• What the task asks:
Gather, from the listing beneath this task, every line holding the string "specific".

Dataset records on visual material
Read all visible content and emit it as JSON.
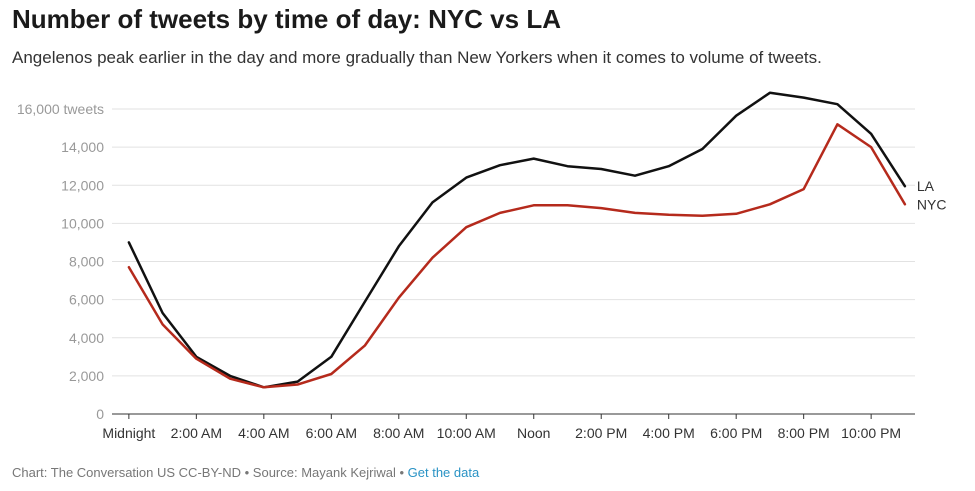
{
  "title": "Number of tweets by time of day: NYC vs LA",
  "subtitle": "Angelenos peak earlier in the day and more gradually than New Yorkers when it comes to volume of tweets.",
  "footer": {
    "credit": "Chart: The Conversation US CC-BY-ND • Source: Mayank Kejriwal • ",
    "link_label": "Get the data",
    "link_color": "#2a93c5"
  },
  "chart_data": {
    "type": "line",
    "x": [
      0,
      1,
      2,
      3,
      4,
      5,
      6,
      7,
      8,
      9,
      10,
      11,
      12,
      13,
      14,
      15,
      16,
      17,
      18,
      19,
      20,
      21,
      22,
      23
    ],
    "x_ticks": [
      {
        "x": 0,
        "label": "Midnight"
      },
      {
        "x": 2,
        "label": "2:00 AM"
      },
      {
        "x": 4,
        "label": "4:00 AM"
      },
      {
        "x": 6,
        "label": "6:00 AM"
      },
      {
        "x": 8,
        "label": "8:00 AM"
      },
      {
        "x": 10,
        "label": "10:00 AM"
      },
      {
        "x": 12,
        "label": "Noon"
      },
      {
        "x": 14,
        "label": "2:00 PM"
      },
      {
        "x": 16,
        "label": "4:00 PM"
      },
      {
        "x": 18,
        "label": "6:00 PM"
      },
      {
        "x": 20,
        "label": "8:00 PM"
      },
      {
        "x": 22,
        "label": "10:00 PM"
      }
    ],
    "y_ticks": [
      {
        "y": 0,
        "label": "0"
      },
      {
        "y": 2000,
        "label": "2,000"
      },
      {
        "y": 4000,
        "label": "4,000"
      },
      {
        "y": 6000,
        "label": "6,000"
      },
      {
        "y": 8000,
        "label": "8,000"
      },
      {
        "y": 10000,
        "label": "10,000"
      },
      {
        "y": 12000,
        "label": "12,000"
      },
      {
        "y": 14000,
        "label": "14,000"
      },
      {
        "y": 16000,
        "label": "16,000 tweets"
      }
    ],
    "xlim": [
      -0.5,
      23.3
    ],
    "ylim": [
      0,
      16000
    ],
    "grid": true,
    "series": [
      {
        "name": "LA",
        "color": "#111111",
        "values": [
          9000,
          5300,
          3000,
          2000,
          1400,
          1700,
          3000,
          5900,
          8800,
          11100,
          12400,
          13050,
          13400,
          13000,
          12850,
          12500,
          13000,
          13900,
          15650,
          16850,
          16600,
          16250,
          14700,
          11950
        ]
      },
      {
        "name": "NYC",
        "color": "#b52a1c",
        "values": [
          7700,
          4700,
          2900,
          1850,
          1400,
          1550,
          2100,
          3600,
          6100,
          8200,
          9800,
          10550,
          10950,
          10950,
          10800,
          10550,
          10450,
          10400,
          10500,
          11000,
          11800,
          15200,
          14000,
          11000
        ]
      }
    ]
  }
}
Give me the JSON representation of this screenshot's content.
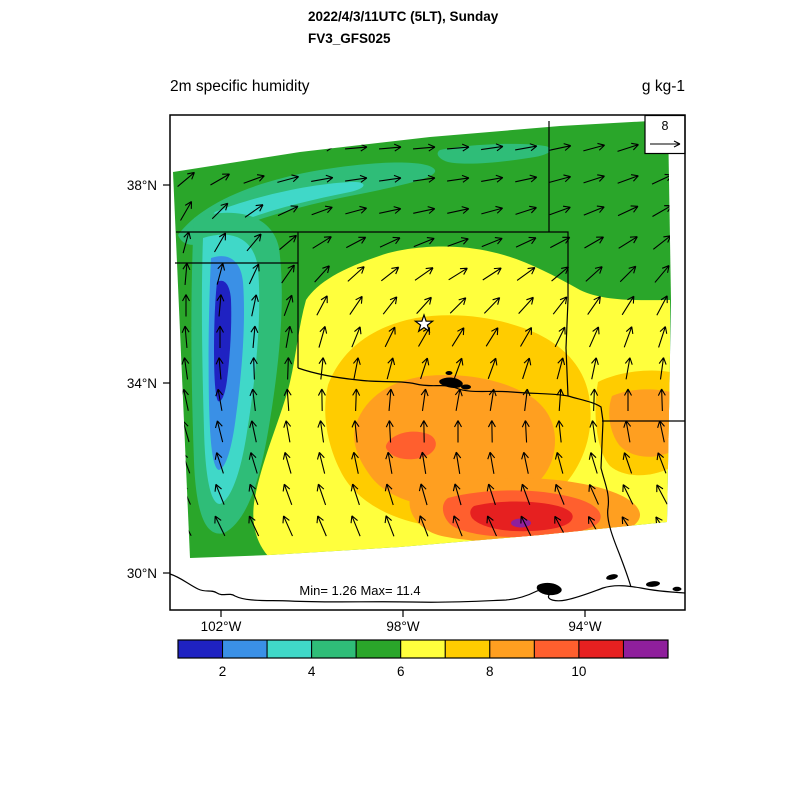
{
  "header": {
    "title_line1": "2022/4/3/11UTC (5LT), Sunday",
    "title_line2": "FV3_GFS025"
  },
  "chart": {
    "variable_label": "2m specific humidity",
    "units_label": "g kg-1",
    "minmax_label": "Min= 1.26 Max= 11.4",
    "ref_vector_label": "8"
  },
  "axes": {
    "lat_labels": [
      "38°N",
      "34°N",
      "30°N"
    ],
    "lon_labels": [
      "102°W",
      "98°W",
      "94°W"
    ]
  },
  "chart_data": {
    "type": "heatmap",
    "title": "2m specific humidity",
    "subtitle_lines": [
      "2022/4/3/11UTC (5LT), Sunday",
      "FV3_GFS025"
    ],
    "units": "g kg-1",
    "stat_min": 1.26,
    "stat_max": 11.4,
    "reference_vector": 8,
    "region_hint": "Texas / Oklahoma region with state borders, Gulf coastline, star marker near 35.3N 98.8W",
    "colorbar": {
      "boundaries": [
        1,
        2,
        3,
        4,
        5,
        6,
        7,
        8,
        9,
        10,
        11,
        12
      ],
      "colors": [
        "#1f22c2",
        "#3a90e6",
        "#40d8c8",
        "#2fbd78",
        "#2aa62a",
        "#ffff3d",
        "#ffcc00",
        "#ff9f20",
        "#ff5f2e",
        "#e62020",
        "#8f1f9c"
      ],
      "tick_values": [
        2,
        4,
        6,
        8,
        10
      ],
      "tick_labels": [
        "2",
        "4",
        "6",
        "8",
        "10"
      ]
    },
    "lat_ticks": [
      "38°N",
      "34°N",
      "30°N"
    ],
    "lon_ticks": [
      "102°W",
      "98°W",
      "94°W"
    ],
    "overlays": [
      "wind vectors",
      "state borders",
      "coastline",
      "lakes",
      "star marker",
      "reference vector box"
    ]
  },
  "wind": {
    "angles": [
      [
        20,
        15,
        10,
        8,
        5,
        5,
        5,
        5,
        5,
        8,
        10,
        12,
        15,
        18,
        20
      ],
      [
        40,
        30,
        20,
        15,
        10,
        8,
        8,
        8,
        8,
        10,
        12,
        15,
        18,
        20,
        25
      ],
      [
        60,
        45,
        35,
        25,
        20,
        15,
        12,
        12,
        12,
        15,
        18,
        20,
        22,
        25,
        30
      ],
      [
        75,
        60,
        50,
        40,
        32,
        28,
        25,
        22,
        20,
        22,
        25,
        28,
        30,
        32,
        38
      ],
      [
        85,
        75,
        65,
        55,
        48,
        42,
        38,
        35,
        32,
        33,
        36,
        40,
        42,
        45,
        50
      ],
      [
        90,
        85,
        78,
        70,
        62,
        56,
        52,
        48,
        45,
        46,
        48,
        52,
        55,
        58,
        62
      ],
      [
        95,
        90,
        85,
        80,
        74,
        68,
        64,
        60,
        58,
        58,
        60,
        64,
        66,
        70,
        72
      ],
      [
        98,
        95,
        92,
        88,
        84,
        79,
        75,
        72,
        70,
        70,
        72,
        75,
        78,
        80,
        82
      ],
      [
        102,
        100,
        97,
        94,
        91,
        88,
        85,
        82,
        80,
        81,
        83,
        86,
        88,
        90,
        92
      ],
      [
        106,
        104,
        102,
        100,
        98,
        96,
        93,
        91,
        90,
        91,
        93,
        96,
        98,
        100,
        102
      ],
      [
        110,
        108,
        107,
        106,
        104,
        102,
        100,
        99,
        99,
        100,
        102,
        105,
        107,
        109,
        111
      ],
      [
        114,
        112,
        111,
        110,
        109,
        108,
        107,
        106,
        106,
        108,
        110,
        112,
        114,
        116,
        118
      ],
      [
        118,
        116,
        115,
        114,
        113,
        112,
        111,
        111,
        112,
        114,
        116,
        118,
        120,
        122,
        124
      ]
    ]
  }
}
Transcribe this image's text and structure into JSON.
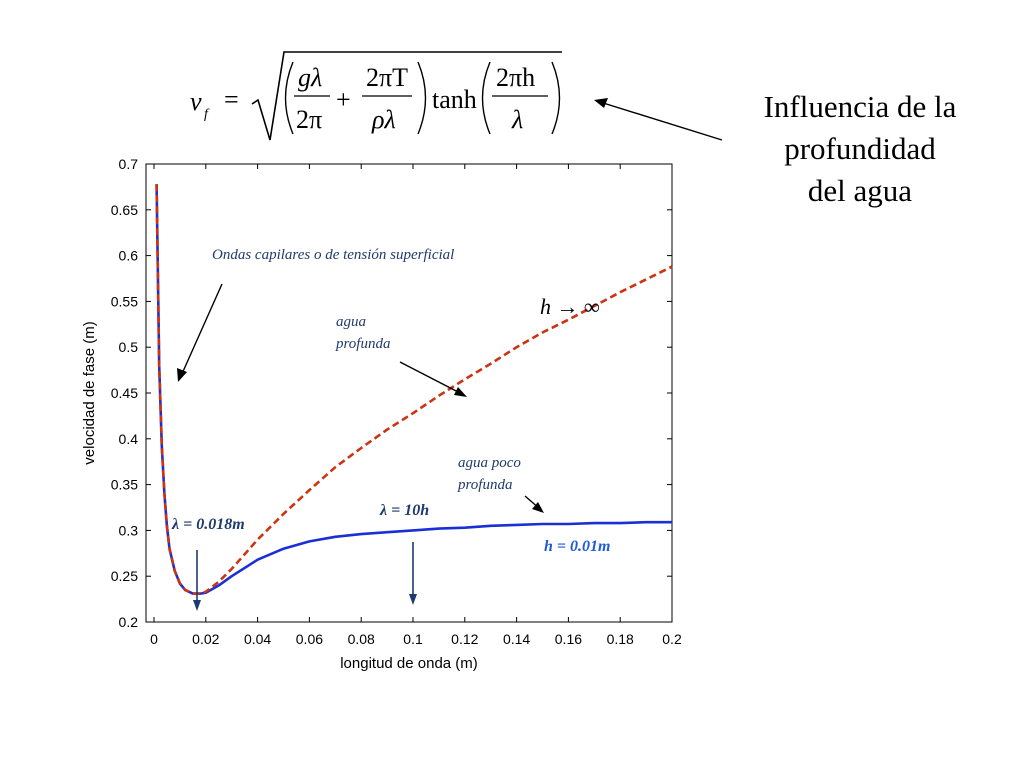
{
  "formula": {
    "lhs": "v",
    "lhs_sub": "f",
    "eq": "=",
    "t1_num": "gλ",
    "t1_den": "2π",
    "plus": "+",
    "t2_num": "2πT",
    "t2_den": "ρλ",
    "func": "tanh",
    "t3_num": "2πh",
    "t3_den": "λ"
  },
  "side_title": {
    "line1": "Influencia de la",
    "line2": "profundidad",
    "line3": "del agua"
  },
  "annotations": {
    "capillary": "Ondas capilares o de tensión superficial",
    "deep": [
      "agua",
      "profunda"
    ],
    "h_inf": "h → ∞",
    "shallow": [
      "agua poco",
      "profunda"
    ],
    "lambda_min": "λ = 0.018m",
    "lambda_10h": "λ = 10h",
    "h_value": "h = 0.01m"
  },
  "chart_data": {
    "type": "line",
    "xlabel": "longitud de onda (m)",
    "ylabel": "velocidad de fase (m)",
    "xlim": [
      0,
      0.2
    ],
    "ylim": [
      0.2,
      0.7
    ],
    "xticks": [
      "0",
      "0.02",
      "0.04",
      "0.06",
      "0.08",
      "0.1",
      "0.12",
      "0.14",
      "0.16",
      "0.18",
      "0.2"
    ],
    "yticks": [
      "0.2",
      "0.25",
      "0.3",
      "0.35",
      "0.4",
      "0.45",
      "0.5",
      "0.55",
      "0.6",
      "0.65",
      "0.7"
    ],
    "grid": false,
    "series": [
      {
        "color": "#cc3311",
        "style": "dashed",
        "x": [
          0.001,
          0.002,
          0.003,
          0.004,
          0.005,
          0.006,
          0.008,
          0.01,
          0.012,
          0.015,
          0.018,
          0.02,
          0.025,
          0.03,
          0.04,
          0.05,
          0.06,
          0.07,
          0.08,
          0.09,
          0.1,
          0.11,
          0.12,
          0.13,
          0.14,
          0.15,
          0.16,
          0.17,
          0.18,
          0.19,
          0.2
        ],
        "values": [
          0.678,
          0.48,
          0.392,
          0.34,
          0.305,
          0.28,
          0.256,
          0.242,
          0.235,
          0.231,
          0.231,
          0.233,
          0.244,
          0.258,
          0.29,
          0.318,
          0.344,
          0.369,
          0.39,
          0.41,
          0.428,
          0.447,
          0.465,
          0.482,
          0.5,
          0.516,
          0.53,
          0.545,
          0.56,
          0.574,
          0.588
        ]
      },
      {
        "color": "#1a2fd6",
        "style": "solid",
        "x": [
          0.001,
          0.002,
          0.003,
          0.004,
          0.005,
          0.006,
          0.008,
          0.01,
          0.012,
          0.015,
          0.018,
          0.02,
          0.025,
          0.03,
          0.04,
          0.05,
          0.06,
          0.07,
          0.08,
          0.09,
          0.1,
          0.11,
          0.12,
          0.13,
          0.14,
          0.15,
          0.16,
          0.17,
          0.18,
          0.19,
          0.2
        ],
        "values": [
          0.678,
          0.48,
          0.392,
          0.34,
          0.305,
          0.28,
          0.256,
          0.242,
          0.235,
          0.231,
          0.231,
          0.232,
          0.24,
          0.25,
          0.268,
          0.28,
          0.288,
          0.293,
          0.296,
          0.298,
          0.3,
          0.302,
          0.303,
          0.305,
          0.306,
          0.307,
          0.307,
          0.308,
          0.308,
          0.309,
          0.309
        ]
      }
    ]
  }
}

• Solution:
    "variable_label": "2m specific humidity",
    "title": "2m specific humidity",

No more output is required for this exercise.